### TASK STATEMENT:
Write only the number of lines in the records beneath that hold "case".

━━━━━ DATA

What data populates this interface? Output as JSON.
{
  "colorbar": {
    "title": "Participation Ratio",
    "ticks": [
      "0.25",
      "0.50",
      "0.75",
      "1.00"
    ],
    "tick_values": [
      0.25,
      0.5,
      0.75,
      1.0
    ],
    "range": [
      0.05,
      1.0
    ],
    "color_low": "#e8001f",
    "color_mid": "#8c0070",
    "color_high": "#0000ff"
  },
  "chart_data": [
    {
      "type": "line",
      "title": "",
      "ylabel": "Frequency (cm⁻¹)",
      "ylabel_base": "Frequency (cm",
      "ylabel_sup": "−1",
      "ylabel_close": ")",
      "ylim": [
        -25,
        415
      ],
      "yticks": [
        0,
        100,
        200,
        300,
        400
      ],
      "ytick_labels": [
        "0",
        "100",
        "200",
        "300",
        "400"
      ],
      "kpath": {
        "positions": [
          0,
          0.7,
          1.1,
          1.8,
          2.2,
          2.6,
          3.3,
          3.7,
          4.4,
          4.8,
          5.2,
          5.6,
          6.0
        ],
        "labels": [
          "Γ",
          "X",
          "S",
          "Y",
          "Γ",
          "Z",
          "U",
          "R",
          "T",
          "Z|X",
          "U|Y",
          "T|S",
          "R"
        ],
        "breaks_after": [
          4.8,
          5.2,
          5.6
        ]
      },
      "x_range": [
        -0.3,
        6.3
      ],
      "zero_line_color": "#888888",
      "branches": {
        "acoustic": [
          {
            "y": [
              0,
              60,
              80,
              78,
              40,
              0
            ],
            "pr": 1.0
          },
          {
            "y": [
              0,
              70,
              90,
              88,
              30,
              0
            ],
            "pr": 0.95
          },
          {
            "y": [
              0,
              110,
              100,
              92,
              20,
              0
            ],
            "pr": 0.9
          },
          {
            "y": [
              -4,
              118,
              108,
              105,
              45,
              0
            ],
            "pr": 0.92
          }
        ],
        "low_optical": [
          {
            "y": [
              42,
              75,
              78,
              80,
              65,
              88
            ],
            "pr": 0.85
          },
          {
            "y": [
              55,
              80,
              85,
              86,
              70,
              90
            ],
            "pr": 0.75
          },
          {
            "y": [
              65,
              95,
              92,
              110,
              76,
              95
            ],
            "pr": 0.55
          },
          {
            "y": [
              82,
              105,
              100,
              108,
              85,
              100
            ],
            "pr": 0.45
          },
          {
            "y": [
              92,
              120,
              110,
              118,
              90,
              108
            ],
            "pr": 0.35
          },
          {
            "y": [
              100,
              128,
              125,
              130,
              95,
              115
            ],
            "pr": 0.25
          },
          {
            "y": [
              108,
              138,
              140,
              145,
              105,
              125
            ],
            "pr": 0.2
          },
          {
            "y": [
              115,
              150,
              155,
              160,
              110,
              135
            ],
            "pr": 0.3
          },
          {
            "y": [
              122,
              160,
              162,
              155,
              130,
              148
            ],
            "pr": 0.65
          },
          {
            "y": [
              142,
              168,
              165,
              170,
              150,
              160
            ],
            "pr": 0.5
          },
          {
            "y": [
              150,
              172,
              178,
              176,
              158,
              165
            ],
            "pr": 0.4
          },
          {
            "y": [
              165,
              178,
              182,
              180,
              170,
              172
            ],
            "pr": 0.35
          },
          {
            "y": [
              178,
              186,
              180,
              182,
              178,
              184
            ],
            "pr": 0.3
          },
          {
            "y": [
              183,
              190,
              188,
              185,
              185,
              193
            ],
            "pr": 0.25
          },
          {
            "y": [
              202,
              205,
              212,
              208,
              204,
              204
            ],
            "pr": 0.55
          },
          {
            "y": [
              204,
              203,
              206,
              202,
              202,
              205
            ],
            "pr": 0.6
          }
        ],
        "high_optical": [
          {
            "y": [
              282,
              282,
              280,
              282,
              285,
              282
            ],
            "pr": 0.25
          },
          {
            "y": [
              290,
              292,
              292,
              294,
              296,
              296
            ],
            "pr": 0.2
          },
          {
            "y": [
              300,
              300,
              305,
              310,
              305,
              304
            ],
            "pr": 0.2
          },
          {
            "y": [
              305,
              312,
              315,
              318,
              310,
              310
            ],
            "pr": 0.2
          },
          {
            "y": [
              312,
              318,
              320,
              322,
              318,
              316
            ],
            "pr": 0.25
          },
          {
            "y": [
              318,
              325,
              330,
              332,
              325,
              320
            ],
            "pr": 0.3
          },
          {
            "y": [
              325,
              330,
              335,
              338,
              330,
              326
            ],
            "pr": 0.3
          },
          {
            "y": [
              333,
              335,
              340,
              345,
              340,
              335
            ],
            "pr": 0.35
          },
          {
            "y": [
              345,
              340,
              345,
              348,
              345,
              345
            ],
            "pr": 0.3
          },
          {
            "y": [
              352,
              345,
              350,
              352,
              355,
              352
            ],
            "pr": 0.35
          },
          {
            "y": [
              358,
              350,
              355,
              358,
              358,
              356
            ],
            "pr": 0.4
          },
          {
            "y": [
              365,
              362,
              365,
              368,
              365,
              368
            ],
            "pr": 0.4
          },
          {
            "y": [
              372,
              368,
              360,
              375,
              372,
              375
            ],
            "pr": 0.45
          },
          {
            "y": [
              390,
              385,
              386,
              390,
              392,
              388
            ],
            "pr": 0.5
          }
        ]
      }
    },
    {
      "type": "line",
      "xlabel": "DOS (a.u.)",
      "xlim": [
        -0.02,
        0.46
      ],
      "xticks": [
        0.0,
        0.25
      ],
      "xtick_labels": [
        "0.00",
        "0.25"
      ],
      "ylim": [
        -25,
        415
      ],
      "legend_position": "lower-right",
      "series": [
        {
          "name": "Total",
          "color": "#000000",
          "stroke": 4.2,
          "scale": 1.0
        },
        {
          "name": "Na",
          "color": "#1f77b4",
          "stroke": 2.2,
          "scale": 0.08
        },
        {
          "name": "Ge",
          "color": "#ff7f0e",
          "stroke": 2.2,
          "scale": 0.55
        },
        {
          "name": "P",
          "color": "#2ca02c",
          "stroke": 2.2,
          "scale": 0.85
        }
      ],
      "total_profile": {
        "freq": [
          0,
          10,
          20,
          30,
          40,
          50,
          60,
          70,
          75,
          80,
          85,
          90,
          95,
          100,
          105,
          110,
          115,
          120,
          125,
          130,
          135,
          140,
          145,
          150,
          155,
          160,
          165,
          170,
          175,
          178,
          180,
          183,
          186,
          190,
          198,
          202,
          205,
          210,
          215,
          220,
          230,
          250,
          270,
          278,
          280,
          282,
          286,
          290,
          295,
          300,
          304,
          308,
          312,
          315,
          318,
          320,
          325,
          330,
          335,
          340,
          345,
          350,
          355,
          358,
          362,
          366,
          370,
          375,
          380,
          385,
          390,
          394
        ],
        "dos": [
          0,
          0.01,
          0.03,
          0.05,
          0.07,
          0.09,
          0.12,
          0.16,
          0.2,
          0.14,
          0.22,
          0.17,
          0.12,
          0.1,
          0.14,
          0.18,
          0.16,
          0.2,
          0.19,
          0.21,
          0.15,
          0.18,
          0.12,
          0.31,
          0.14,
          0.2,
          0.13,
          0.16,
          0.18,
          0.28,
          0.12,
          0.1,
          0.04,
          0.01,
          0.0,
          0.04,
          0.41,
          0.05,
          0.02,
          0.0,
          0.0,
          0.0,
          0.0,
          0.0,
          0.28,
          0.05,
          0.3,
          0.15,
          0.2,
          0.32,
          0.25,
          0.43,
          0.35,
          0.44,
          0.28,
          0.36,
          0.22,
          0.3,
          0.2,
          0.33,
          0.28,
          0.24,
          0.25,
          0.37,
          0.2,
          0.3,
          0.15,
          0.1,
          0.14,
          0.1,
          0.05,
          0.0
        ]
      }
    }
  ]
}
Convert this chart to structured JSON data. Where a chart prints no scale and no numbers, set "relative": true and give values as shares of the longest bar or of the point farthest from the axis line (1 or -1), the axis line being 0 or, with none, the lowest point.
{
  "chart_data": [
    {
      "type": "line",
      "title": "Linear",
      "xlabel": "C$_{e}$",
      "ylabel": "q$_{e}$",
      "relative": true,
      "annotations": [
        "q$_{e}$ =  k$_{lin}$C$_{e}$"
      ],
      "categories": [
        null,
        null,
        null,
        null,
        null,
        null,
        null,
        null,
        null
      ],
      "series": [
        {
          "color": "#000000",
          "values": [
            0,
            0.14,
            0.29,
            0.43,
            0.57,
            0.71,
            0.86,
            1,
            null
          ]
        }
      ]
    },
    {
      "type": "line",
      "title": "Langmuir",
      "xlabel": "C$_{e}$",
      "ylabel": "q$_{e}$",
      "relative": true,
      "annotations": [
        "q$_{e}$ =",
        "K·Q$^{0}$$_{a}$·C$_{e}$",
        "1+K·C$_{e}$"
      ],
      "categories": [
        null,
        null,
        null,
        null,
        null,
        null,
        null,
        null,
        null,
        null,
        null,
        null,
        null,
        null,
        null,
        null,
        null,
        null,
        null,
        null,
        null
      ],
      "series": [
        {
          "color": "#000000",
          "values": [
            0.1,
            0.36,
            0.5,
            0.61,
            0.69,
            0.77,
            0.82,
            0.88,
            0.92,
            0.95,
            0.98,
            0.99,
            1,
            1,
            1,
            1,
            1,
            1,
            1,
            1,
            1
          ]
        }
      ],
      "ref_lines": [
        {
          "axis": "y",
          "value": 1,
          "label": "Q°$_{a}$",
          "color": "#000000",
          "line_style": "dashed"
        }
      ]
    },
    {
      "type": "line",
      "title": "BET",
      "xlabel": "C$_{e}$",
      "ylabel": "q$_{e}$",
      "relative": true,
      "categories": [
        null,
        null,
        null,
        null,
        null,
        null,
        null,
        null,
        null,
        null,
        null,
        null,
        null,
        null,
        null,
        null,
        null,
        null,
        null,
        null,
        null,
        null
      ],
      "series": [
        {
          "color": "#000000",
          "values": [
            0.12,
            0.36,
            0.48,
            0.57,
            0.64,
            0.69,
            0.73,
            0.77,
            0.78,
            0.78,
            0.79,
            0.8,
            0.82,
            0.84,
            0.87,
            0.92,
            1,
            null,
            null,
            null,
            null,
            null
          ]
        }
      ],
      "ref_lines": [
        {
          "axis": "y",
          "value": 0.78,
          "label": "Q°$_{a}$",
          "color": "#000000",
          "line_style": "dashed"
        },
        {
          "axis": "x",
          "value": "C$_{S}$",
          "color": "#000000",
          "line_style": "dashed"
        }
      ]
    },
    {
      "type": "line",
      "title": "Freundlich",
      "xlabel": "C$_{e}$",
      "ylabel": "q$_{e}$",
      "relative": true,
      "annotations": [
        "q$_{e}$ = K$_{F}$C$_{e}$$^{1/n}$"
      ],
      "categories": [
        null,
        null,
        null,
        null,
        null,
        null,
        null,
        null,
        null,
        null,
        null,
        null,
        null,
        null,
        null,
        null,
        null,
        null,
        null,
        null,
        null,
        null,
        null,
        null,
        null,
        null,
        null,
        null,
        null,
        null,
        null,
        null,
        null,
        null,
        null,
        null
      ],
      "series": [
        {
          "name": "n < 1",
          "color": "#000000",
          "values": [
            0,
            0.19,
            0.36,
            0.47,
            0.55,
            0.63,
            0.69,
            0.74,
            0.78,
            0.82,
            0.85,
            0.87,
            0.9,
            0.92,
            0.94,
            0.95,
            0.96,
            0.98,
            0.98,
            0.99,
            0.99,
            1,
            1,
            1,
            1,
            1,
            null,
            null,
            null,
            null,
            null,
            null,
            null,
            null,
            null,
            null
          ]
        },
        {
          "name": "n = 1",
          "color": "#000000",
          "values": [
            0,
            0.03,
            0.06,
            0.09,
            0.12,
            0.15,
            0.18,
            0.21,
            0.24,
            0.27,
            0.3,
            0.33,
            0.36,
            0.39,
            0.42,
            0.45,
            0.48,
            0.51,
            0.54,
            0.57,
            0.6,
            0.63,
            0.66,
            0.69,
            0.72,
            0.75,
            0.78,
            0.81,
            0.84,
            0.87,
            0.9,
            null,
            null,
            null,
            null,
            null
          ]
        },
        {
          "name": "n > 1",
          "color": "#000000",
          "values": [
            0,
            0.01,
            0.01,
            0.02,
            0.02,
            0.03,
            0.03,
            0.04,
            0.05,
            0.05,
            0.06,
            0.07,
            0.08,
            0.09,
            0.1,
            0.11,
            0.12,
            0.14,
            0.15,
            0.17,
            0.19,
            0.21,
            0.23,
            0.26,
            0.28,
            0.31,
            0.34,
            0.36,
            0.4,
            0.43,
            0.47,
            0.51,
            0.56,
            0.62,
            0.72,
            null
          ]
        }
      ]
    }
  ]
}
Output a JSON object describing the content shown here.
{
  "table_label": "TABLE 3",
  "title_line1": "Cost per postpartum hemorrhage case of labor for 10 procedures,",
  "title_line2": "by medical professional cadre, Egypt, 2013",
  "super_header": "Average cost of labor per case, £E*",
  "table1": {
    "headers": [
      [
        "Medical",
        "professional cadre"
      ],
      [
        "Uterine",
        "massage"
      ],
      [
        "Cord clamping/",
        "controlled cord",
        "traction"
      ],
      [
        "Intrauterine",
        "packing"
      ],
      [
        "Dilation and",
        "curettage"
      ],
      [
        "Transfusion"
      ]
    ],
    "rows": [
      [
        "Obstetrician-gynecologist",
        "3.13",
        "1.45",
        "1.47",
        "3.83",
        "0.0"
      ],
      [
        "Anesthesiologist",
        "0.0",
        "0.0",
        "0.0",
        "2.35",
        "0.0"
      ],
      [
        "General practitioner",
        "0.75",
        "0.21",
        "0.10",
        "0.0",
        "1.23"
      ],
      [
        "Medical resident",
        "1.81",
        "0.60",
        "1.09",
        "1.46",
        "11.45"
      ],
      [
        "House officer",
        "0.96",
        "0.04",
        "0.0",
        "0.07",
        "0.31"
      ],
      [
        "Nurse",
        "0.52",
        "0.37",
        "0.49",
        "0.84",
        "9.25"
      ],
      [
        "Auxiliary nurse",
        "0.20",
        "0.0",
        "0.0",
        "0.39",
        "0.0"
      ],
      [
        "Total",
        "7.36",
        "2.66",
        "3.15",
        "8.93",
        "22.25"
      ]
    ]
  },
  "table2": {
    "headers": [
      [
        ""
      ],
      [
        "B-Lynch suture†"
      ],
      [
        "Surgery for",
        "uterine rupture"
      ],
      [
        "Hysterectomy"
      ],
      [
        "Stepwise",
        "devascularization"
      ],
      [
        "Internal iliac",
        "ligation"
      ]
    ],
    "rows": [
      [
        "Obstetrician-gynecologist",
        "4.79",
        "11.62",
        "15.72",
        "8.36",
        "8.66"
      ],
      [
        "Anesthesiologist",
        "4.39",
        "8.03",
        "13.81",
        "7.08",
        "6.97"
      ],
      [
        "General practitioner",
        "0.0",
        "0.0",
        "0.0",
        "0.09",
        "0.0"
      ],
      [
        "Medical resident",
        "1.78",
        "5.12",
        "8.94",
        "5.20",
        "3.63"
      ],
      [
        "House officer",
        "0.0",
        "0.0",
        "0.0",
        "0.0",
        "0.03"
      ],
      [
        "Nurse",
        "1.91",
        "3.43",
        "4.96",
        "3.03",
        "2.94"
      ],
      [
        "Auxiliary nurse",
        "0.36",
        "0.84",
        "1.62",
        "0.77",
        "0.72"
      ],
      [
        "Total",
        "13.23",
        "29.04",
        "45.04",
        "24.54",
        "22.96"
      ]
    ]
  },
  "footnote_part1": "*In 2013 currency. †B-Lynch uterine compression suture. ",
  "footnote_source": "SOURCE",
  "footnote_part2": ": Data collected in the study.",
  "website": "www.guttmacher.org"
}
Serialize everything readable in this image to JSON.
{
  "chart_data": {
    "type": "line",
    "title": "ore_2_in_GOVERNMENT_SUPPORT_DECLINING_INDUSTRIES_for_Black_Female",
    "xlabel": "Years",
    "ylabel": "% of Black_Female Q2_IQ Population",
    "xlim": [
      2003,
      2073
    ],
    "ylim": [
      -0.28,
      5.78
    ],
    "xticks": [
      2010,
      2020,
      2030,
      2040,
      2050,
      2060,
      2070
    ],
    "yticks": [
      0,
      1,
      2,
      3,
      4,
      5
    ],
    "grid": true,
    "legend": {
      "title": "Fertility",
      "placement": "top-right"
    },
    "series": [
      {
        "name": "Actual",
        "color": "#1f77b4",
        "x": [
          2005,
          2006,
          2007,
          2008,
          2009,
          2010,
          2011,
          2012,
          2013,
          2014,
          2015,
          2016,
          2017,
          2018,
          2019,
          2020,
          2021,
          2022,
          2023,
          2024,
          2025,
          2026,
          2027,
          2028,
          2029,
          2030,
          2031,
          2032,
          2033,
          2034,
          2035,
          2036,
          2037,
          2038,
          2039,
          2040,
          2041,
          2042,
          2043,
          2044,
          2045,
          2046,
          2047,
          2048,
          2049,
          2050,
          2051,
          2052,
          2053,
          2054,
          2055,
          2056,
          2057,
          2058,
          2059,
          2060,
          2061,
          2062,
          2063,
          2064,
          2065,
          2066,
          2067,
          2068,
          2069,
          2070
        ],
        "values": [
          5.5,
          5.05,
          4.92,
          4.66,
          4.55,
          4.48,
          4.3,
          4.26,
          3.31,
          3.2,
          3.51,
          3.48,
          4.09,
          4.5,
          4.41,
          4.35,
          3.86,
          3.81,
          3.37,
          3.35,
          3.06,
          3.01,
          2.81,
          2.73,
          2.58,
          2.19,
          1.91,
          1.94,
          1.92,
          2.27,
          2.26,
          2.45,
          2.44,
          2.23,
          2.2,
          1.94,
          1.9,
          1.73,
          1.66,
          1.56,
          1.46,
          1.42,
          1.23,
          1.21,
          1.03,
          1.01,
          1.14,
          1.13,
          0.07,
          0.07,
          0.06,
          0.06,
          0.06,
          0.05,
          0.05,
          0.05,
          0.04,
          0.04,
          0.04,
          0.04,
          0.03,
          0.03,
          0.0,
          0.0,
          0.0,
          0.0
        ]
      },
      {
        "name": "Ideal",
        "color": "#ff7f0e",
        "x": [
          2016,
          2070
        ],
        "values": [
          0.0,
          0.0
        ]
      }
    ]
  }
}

━━━━━━━━━━

### TASK RESULT:
2